# WRITTEN INSTRUCTION
Give the total number of lines with the word "text" in them, and no other words.

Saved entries
........

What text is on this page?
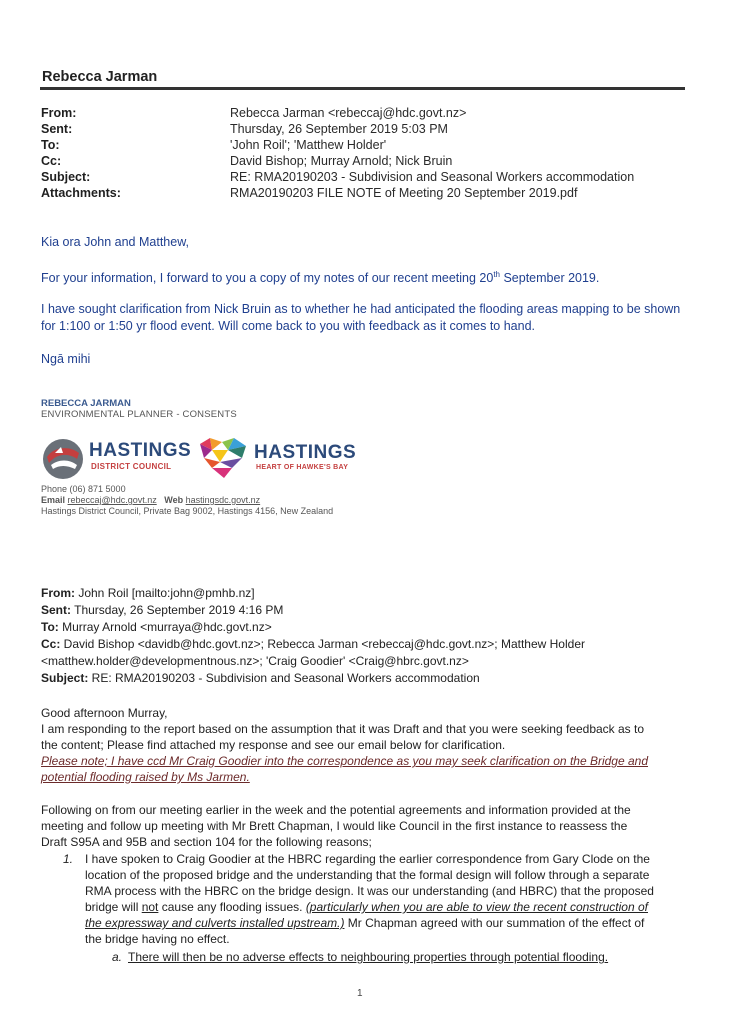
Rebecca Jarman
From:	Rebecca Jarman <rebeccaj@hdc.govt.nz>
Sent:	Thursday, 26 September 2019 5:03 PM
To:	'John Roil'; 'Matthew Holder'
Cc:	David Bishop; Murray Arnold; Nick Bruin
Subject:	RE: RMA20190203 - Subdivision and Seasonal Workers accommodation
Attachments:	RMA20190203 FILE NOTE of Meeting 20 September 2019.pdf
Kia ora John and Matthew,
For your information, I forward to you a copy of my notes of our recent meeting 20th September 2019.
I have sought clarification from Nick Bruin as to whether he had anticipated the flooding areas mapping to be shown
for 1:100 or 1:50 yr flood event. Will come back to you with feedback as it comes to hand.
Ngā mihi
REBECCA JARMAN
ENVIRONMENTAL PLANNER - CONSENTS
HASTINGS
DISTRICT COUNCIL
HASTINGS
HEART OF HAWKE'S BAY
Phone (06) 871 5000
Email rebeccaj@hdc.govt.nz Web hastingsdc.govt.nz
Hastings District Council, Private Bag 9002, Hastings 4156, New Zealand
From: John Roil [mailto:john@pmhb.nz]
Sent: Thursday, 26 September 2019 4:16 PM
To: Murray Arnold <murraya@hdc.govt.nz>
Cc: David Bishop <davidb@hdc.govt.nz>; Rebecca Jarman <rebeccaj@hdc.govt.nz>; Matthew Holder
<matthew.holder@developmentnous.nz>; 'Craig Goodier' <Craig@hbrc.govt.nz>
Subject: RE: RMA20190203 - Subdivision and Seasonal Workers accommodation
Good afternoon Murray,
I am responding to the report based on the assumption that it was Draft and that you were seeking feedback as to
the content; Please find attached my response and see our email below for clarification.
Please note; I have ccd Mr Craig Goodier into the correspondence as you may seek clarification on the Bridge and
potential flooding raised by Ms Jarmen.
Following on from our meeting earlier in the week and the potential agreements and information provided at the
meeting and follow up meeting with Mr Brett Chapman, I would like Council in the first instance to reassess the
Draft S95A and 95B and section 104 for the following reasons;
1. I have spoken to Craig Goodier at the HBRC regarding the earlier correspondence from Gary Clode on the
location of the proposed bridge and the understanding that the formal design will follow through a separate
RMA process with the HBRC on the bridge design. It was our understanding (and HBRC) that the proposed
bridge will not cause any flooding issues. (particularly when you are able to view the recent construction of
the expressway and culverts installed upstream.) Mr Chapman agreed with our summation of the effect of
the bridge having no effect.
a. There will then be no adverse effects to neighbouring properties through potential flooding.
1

........

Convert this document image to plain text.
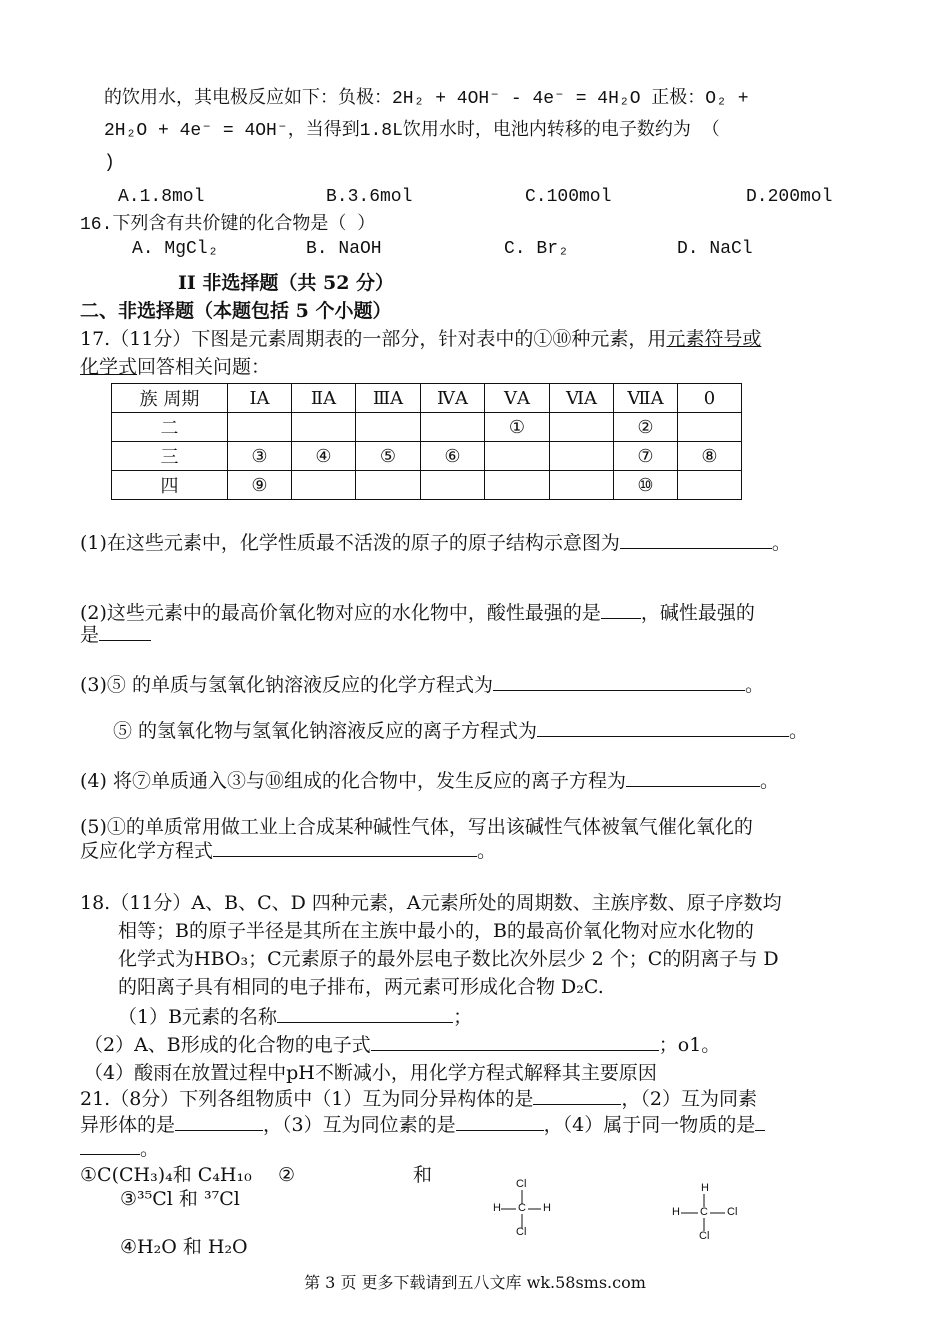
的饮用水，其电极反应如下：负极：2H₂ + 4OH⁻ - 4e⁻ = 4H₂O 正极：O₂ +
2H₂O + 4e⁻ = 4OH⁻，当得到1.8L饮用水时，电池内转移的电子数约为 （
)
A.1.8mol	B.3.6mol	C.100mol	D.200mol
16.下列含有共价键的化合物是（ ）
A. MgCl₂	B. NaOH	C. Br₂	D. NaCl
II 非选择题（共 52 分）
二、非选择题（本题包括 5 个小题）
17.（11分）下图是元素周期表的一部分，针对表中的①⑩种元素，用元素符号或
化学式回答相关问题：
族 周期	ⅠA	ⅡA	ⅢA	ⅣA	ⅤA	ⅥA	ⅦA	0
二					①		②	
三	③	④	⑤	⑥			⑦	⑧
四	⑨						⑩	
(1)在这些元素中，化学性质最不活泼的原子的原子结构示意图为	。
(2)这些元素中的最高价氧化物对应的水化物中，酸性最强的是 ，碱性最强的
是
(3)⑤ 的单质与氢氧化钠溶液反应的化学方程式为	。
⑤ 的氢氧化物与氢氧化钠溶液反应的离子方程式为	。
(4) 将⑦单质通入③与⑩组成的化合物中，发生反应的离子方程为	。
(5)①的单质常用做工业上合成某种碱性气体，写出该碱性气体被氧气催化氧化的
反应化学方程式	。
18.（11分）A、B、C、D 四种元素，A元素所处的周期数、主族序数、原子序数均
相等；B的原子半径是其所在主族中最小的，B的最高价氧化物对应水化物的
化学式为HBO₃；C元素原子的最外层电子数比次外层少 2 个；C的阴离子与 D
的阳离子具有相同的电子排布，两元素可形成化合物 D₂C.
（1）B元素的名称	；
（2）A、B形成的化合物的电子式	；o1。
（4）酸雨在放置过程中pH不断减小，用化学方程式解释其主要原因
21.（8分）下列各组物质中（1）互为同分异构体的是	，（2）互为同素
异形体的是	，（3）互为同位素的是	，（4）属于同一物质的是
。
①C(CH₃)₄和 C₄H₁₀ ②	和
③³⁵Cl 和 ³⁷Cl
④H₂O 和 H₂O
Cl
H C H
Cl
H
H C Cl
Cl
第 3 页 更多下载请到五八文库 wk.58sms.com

........

# EXERCISE OUTPUT
2